** Start **

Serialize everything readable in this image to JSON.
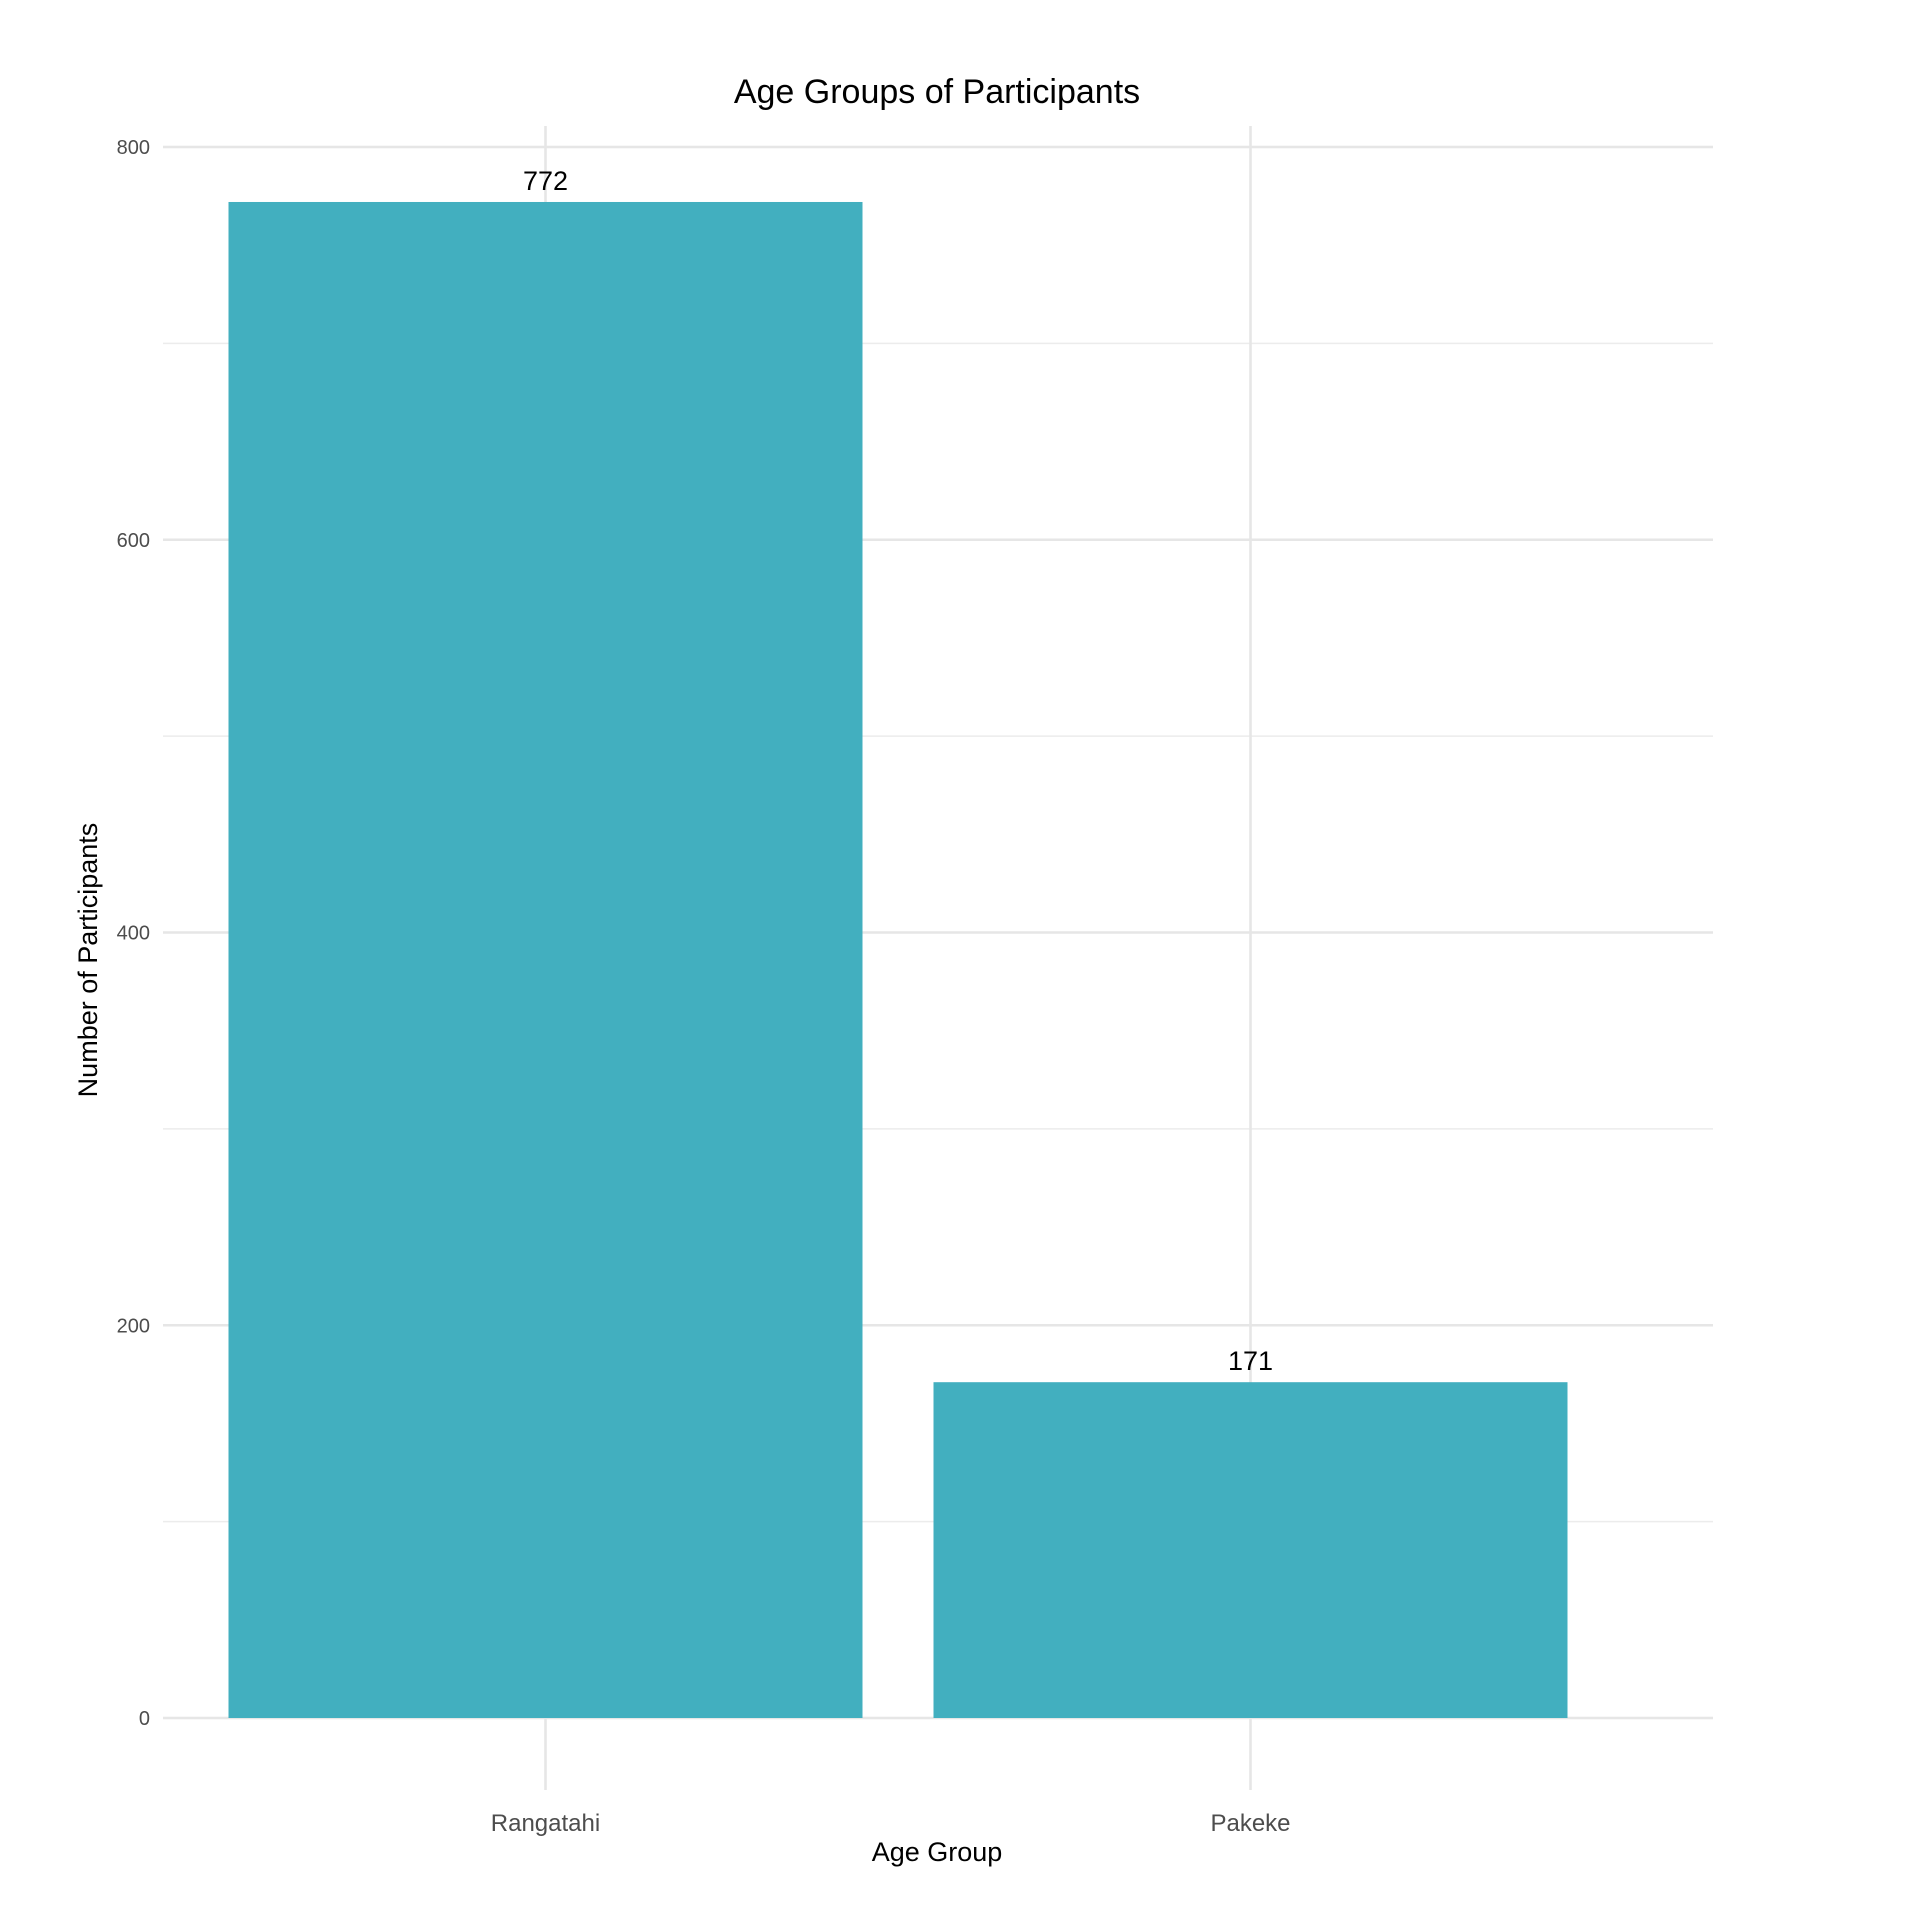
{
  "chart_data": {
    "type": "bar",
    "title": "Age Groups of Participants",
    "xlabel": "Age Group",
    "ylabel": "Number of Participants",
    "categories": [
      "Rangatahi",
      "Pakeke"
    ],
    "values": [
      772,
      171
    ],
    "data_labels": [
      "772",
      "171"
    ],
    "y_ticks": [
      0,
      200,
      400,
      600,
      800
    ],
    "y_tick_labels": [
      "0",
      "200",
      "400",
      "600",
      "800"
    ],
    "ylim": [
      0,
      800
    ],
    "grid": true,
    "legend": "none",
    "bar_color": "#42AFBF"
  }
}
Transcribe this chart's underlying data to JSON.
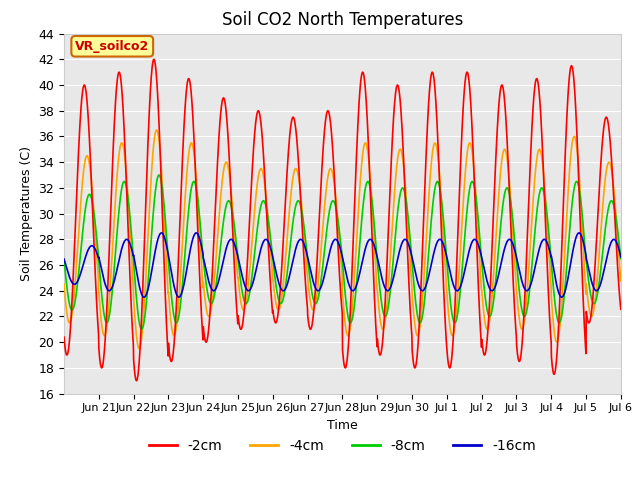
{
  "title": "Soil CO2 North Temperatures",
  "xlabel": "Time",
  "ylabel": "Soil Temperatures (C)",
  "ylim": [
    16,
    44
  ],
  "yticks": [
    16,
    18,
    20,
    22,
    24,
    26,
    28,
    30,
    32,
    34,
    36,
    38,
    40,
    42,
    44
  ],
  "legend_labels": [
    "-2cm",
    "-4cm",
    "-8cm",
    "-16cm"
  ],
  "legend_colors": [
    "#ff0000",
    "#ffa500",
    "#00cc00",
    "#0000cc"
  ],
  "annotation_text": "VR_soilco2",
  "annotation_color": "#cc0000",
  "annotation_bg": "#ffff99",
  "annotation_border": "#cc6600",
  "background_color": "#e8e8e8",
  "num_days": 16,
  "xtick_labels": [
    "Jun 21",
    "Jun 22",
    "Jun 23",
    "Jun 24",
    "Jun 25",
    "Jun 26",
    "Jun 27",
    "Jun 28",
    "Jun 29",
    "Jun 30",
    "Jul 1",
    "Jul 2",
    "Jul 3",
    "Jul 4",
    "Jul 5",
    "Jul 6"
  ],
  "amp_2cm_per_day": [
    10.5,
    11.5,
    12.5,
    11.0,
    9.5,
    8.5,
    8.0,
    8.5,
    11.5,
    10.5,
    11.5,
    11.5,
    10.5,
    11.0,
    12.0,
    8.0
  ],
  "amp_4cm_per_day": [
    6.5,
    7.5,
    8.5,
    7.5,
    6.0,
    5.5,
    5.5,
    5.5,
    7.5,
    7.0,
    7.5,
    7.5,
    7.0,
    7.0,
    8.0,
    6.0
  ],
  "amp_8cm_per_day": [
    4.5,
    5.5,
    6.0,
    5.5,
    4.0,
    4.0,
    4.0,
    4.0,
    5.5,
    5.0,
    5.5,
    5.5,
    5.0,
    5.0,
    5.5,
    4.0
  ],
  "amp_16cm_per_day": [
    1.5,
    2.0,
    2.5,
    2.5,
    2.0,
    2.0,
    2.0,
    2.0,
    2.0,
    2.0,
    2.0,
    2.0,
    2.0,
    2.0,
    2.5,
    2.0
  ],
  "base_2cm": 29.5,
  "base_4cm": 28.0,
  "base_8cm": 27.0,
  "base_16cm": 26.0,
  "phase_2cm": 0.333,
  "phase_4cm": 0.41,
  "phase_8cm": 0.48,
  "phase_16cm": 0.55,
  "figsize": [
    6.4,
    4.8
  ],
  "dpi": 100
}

** End **

*Stated goal*
Give the count of lines in the listing above that include "this", with no other words.

*Full answer*
2